AIM: Pictures stay out; everything else in the records below is copied exactly.

SUPPLIED ENTRIES:
▬▬▬▬▬▬

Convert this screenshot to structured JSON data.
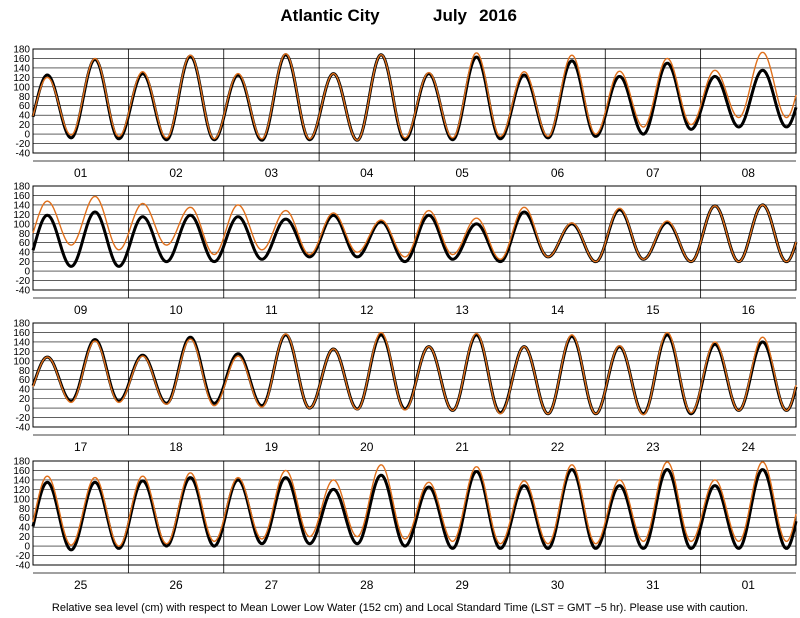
{
  "chart_data": {
    "type": "line",
    "title": "Atlantic City",
    "month": "July",
    "year": "2016",
    "ylim": [
      -40,
      180
    ],
    "yticks": [
      -40,
      -20,
      0,
      20,
      40,
      60,
      80,
      100,
      120,
      140,
      160,
      180
    ],
    "grid": true,
    "series_colors": {
      "predicted": "#000000",
      "observed": "#e0701c"
    },
    "footnote": "Relative sea level (cm) with respect to Mean Lower Low Water (152 cm) and Local Standard Time (LST = GMT −5 hr). Please use with caution.",
    "panels": [
      {
        "days": [
          "01",
          "02",
          "03",
          "04",
          "05",
          "06",
          "07",
          "08"
        ],
        "predicted": [
          [
            -10,
            125
          ],
          [
            -8,
            158
          ],
          [
            -10,
            128
          ],
          [
            -12,
            165
          ],
          [
            -12,
            125
          ],
          [
            -13,
            168
          ],
          [
            -12,
            128
          ],
          [
            -13,
            168
          ],
          [
            -12,
            128
          ],
          [
            -12,
            163
          ],
          [
            -10,
            125
          ],
          [
            -8,
            155
          ],
          [
            -5,
            122
          ],
          [
            0,
            150
          ],
          [
            10,
            122
          ],
          [
            15,
            135
          ]
        ],
        "observed": [
          [
            -5,
            120
          ],
          [
            -2,
            160
          ],
          [
            -5,
            132
          ],
          [
            -8,
            167
          ],
          [
            -10,
            128
          ],
          [
            -10,
            170
          ],
          [
            -10,
            128
          ],
          [
            -13,
            168
          ],
          [
            -8,
            130
          ],
          [
            -8,
            172
          ],
          [
            -5,
            132
          ],
          [
            -5,
            167
          ],
          [
            0,
            133
          ],
          [
            15,
            160
          ],
          [
            20,
            135
          ],
          [
            35,
            173
          ]
        ]
      },
      {
        "days": [
          "09",
          "10",
          "11",
          "12",
          "13",
          "14",
          "15",
          "16"
        ],
        "predicted": [
          [
            5,
            118
          ],
          [
            10,
            125
          ],
          [
            10,
            115
          ],
          [
            20,
            118
          ],
          [
            20,
            115
          ],
          [
            25,
            110
          ],
          [
            30,
            118
          ],
          [
            30,
            105
          ],
          [
            20,
            118
          ],
          [
            25,
            100
          ],
          [
            20,
            125
          ],
          [
            30,
            100
          ],
          [
            20,
            130
          ],
          [
            25,
            103
          ],
          [
            20,
            138
          ],
          [
            20,
            140
          ]
        ],
        "observed": [
          [
            45,
            148
          ],
          [
            55,
            158
          ],
          [
            45,
            143
          ],
          [
            55,
            135
          ],
          [
            35,
            140
          ],
          [
            45,
            128
          ],
          [
            35,
            123
          ],
          [
            40,
            108
          ],
          [
            30,
            128
          ],
          [
            35,
            112
          ],
          [
            25,
            135
          ],
          [
            30,
            102
          ],
          [
            20,
            133
          ],
          [
            25,
            106
          ],
          [
            20,
            138
          ],
          [
            20,
            140
          ]
        ]
      },
      {
        "days": [
          "17",
          "18",
          "19",
          "20",
          "21",
          "22",
          "23",
          "24"
        ],
        "predicted": [
          [
            15,
            108
          ],
          [
            15,
            145
          ],
          [
            15,
            112
          ],
          [
            10,
            150
          ],
          [
            10,
            115
          ],
          [
            5,
            155
          ],
          [
            0,
            125
          ],
          [
            -2,
            155
          ],
          [
            -2,
            130
          ],
          [
            -5,
            155
          ],
          [
            -10,
            130
          ],
          [
            -12,
            152
          ],
          [
            -12,
            130
          ],
          [
            -12,
            155
          ],
          [
            -12,
            135
          ],
          [
            -5,
            140
          ]
        ],
        "observed": [
          [
            12,
            108
          ],
          [
            12,
            142
          ],
          [
            12,
            110
          ],
          [
            8,
            146
          ],
          [
            5,
            110
          ],
          [
            2,
            157
          ],
          [
            0,
            125
          ],
          [
            -3,
            160
          ],
          [
            -4,
            130
          ],
          [
            -5,
            158
          ],
          [
            -12,
            130
          ],
          [
            -12,
            155
          ],
          [
            -12,
            132
          ],
          [
            -14,
            160
          ],
          [
            -10,
            140
          ],
          [
            -5,
            150
          ]
        ]
      },
      {
        "days": [
          "25",
          "26",
          "27",
          "28",
          "29",
          "30",
          "31",
          "01"
        ],
        "predicted": [
          [
            -8,
            135
          ],
          [
            -8,
            135
          ],
          [
            -5,
            138
          ],
          [
            0,
            145
          ],
          [
            0,
            140
          ],
          [
            5,
            145
          ],
          [
            5,
            120
          ],
          [
            5,
            150
          ],
          [
            0,
            125
          ],
          [
            -5,
            158
          ],
          [
            -5,
            128
          ],
          [
            -5,
            162
          ],
          [
            -5,
            128
          ],
          [
            -5,
            162
          ],
          [
            -5,
            128
          ],
          [
            -5,
            162
          ]
        ],
        "observed": [
          [
            0,
            148
          ],
          [
            2,
            145
          ],
          [
            0,
            148
          ],
          [
            5,
            155
          ],
          [
            10,
            145
          ],
          [
            15,
            160
          ],
          [
            20,
            140
          ],
          [
            20,
            172
          ],
          [
            15,
            135
          ],
          [
            10,
            168
          ],
          [
            5,
            138
          ],
          [
            5,
            172
          ],
          [
            5,
            140
          ],
          [
            10,
            178
          ],
          [
            10,
            140
          ],
          [
            10,
            178
          ]
        ]
      }
    ]
  }
}
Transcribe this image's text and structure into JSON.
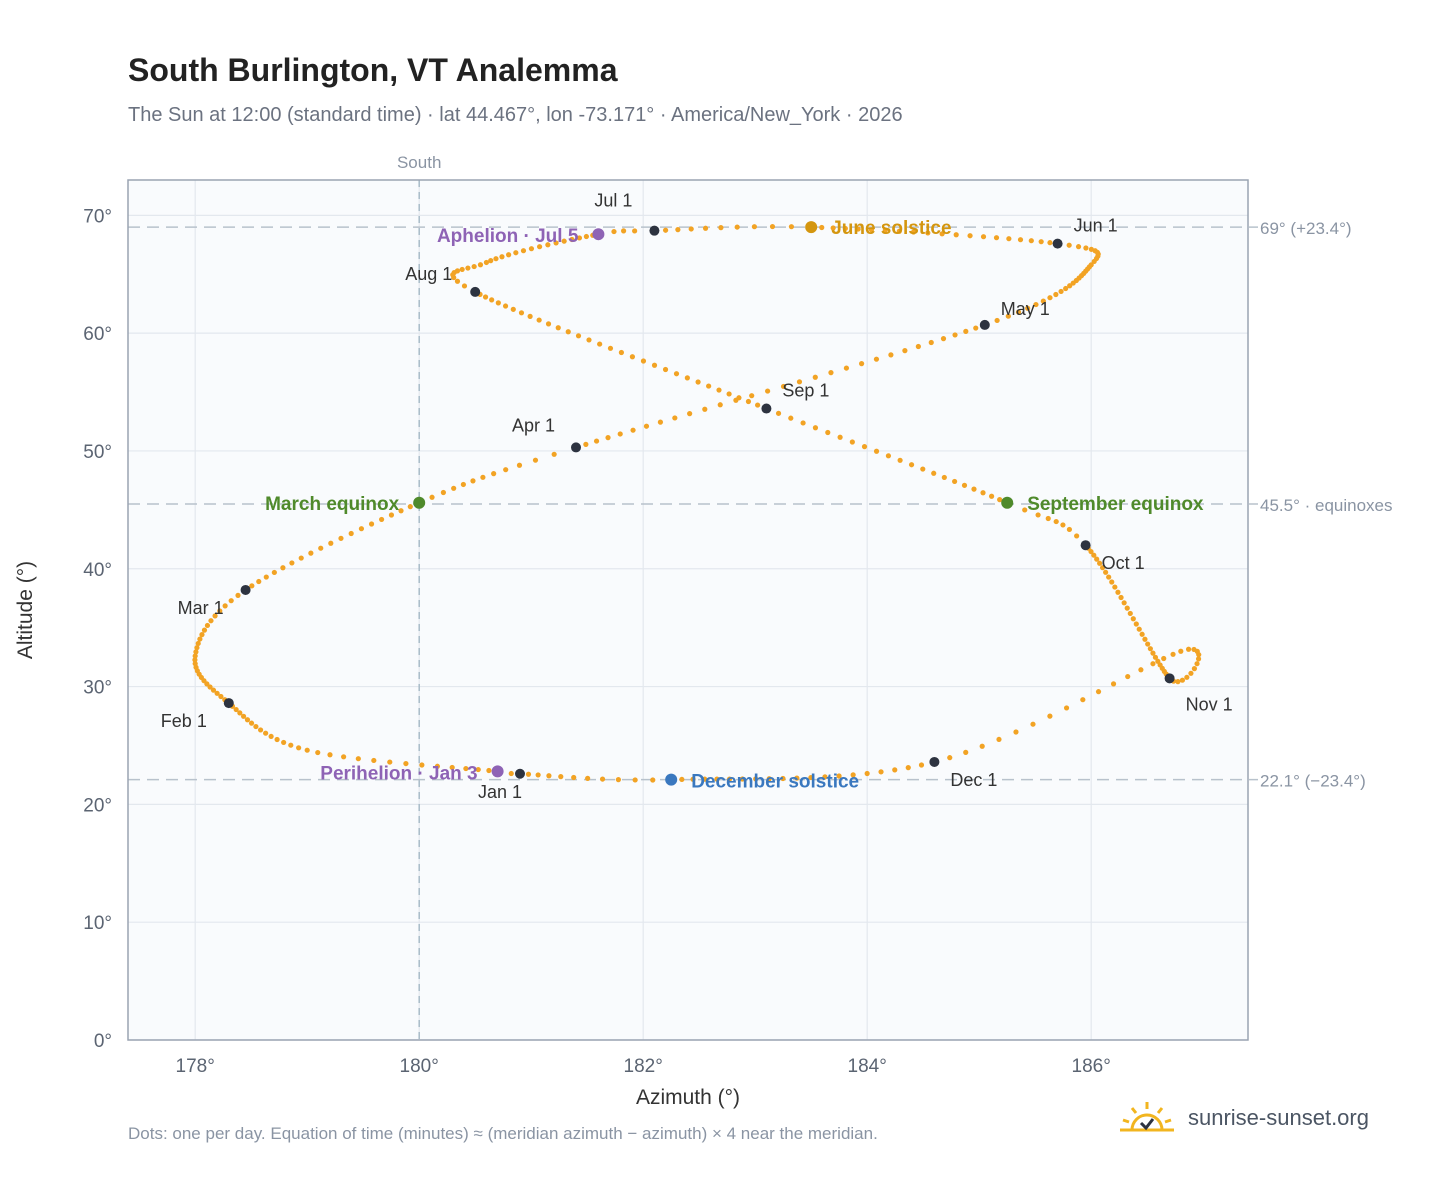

▬▬▬▬▬▬

EXERCISE ANSWER:
Convert this screenshot to structured JSON data.
{
  "chart_data": {
    "type": "line",
    "title": "Atlantic City",
    "month": "July",
    "year": "2016",
    "ylim": [
      -40,
      180
    ],
    "yticks": [
      -40,
      -20,
      0,
      20,
      40,
      60,
      80,
      100,
      120,
      140,
      160,
      180
    ],
    "grid": true,
    "series_colors": {
      "predicted": "#000000",
      "observed": "#e0701c"
    },
    "footnote": "Relative sea level (cm) with respect to Mean Lower Low Water (152 cm) and Local Standard Time (LST = GMT −5 hr). Please use with caution.",
    "panels": [
      {
        "days": [
          "01",
          "02",
          "03",
          "04",
          "05",
          "06",
          "07",
          "08"
        ],
        "predicted": [
          [
            -10,
            125
          ],
          [
            -8,
            158
          ],
          [
            -10,
            128
          ],
          [
            -12,
            165
          ],
          [
            -12,
            125
          ],
          [
            -13,
            168
          ],
          [
            -12,
            128
          ],
          [
            -13,
            168
          ],
          [
            -12,
            128
          ],
          [
            -12,
            163
          ],
          [
            -10,
            125
          ],
          [
            -8,
            155
          ],
          [
            -5,
            122
          ],
          [
            0,
            150
          ],
          [
            10,
            122
          ],
          [
            15,
            135
          ]
        ],
        "observed": [
          [
            -5,
            120
          ],
          [
            -2,
            160
          ],
          [
            -5,
            132
          ],
          [
            -8,
            167
          ],
          [
            -10,
            128
          ],
          [
            -10,
            170
          ],
          [
            -10,
            128
          ],
          [
            -13,
            168
          ],
          [
            -8,
            130
          ],
          [
            -8,
            172
          ],
          [
            -5,
            132
          ],
          [
            -5,
            167
          ],
          [
            0,
            133
          ],
          [
            15,
            160
          ],
          [
            20,
            135
          ],
          [
            35,
            173
          ]
        ]
      },
      {
        "days": [
          "09",
          "10",
          "11",
          "12",
          "13",
          "14",
          "15",
          "16"
        ],
        "predicted": [
          [
            5,
            118
          ],
          [
            10,
            125
          ],
          [
            10,
            115
          ],
          [
            20,
            118
          ],
          [
            20,
            115
          ],
          [
            25,
            110
          ],
          [
            30,
            118
          ],
          [
            30,
            105
          ],
          [
            20,
            118
          ],
          [
            25,
            100
          ],
          [
            20,
            125
          ],
          [
            30,
            100
          ],
          [
            20,
            130
          ],
          [
            25,
            103
          ],
          [
            20,
            138
          ],
          [
            20,
            140
          ]
        ],
        "observed": [
          [
            45,
            148
          ],
          [
            55,
            158
          ],
          [
            45,
            143
          ],
          [
            55,
            135
          ],
          [
            35,
            140
          ],
          [
            45,
            128
          ],
          [
            35,
            123
          ],
          [
            40,
            108
          ],
          [
            30,
            128
          ],
          [
            35,
            112
          ],
          [
            25,
            135
          ],
          [
            30,
            102
          ],
          [
            20,
            133
          ],
          [
            25,
            106
          ],
          [
            20,
            138
          ],
          [
            20,
            140
          ]
        ]
      },
      {
        "days": [
          "17",
          "18",
          "19",
          "20",
          "21",
          "22",
          "23",
          "24"
        ],
        "predicted": [
          [
            15,
            108
          ],
          [
            15,
            145
          ],
          [
            15,
            112
          ],
          [
            10,
            150
          ],
          [
            10,
            115
          ],
          [
            5,
            155
          ],
          [
            0,
            125
          ],
          [
            -2,
            155
          ],
          [
            -2,
            130
          ],
          [
            -5,
            155
          ],
          [
            -10,
            130
          ],
          [
            -12,
            152
          ],
          [
            -12,
            130
          ],
          [
            -12,
            155
          ],
          [
            -12,
            135
          ],
          [
            -5,
            140
          ]
        ],
        "observed": [
          [
            12,
            108
          ],
          [
            12,
            142
          ],
          [
            12,
            110
          ],
          [
            8,
            146
          ],
          [
            5,
            110
          ],
          [
            2,
            157
          ],
          [
            0,
            125
          ],
          [
            -3,
            160
          ],
          [
            -4,
            130
          ],
          [
            -5,
            158
          ],
          [
            -12,
            130
          ],
          [
            -12,
            155
          ],
          [
            -12,
            132
          ],
          [
            -14,
            160
          ],
          [
            -10,
            140
          ],
          [
            -5,
            150
          ]
        ]
      },
      {
        "days": [
          "25",
          "26",
          "27",
          "28",
          "29",
          "30",
          "31",
          "01"
        ],
        "predicted": [
          [
            -8,
            135
          ],
          [
            -8,
            135
          ],
          [
            -5,
            138
          ],
          [
            0,
            145
          ],
          [
            0,
            140
          ],
          [
            5,
            145
          ],
          [
            5,
            120
          ],
          [
            5,
            150
          ],
          [
            0,
            125
          ],
          [
            -5,
            158
          ],
          [
            -5,
            128
          ],
          [
            -5,
            162
          ],
          [
            -5,
            128
          ],
          [
            -5,
            162
          ],
          [
            -5,
            128
          ],
          [
            -5,
            162
          ]
        ],
        "observed": [
          [
            0,
            148
          ],
          [
            2,
            145
          ],
          [
            0,
            148
          ],
          [
            5,
            155
          ],
          [
            10,
            145
          ],
          [
            15,
            160
          ],
          [
            20,
            140
          ],
          [
            20,
            172
          ],
          [
            15,
            135
          ],
          [
            10,
            168
          ],
          [
            5,
            138
          ],
          [
            5,
            172
          ],
          [
            5,
            140
          ],
          [
            10,
            178
          ],
          [
            10,
            140
          ],
          [
            10,
            178
          ]
        ]
      }
    ]
  }
}
Transcribe this image's text and structure into JSON.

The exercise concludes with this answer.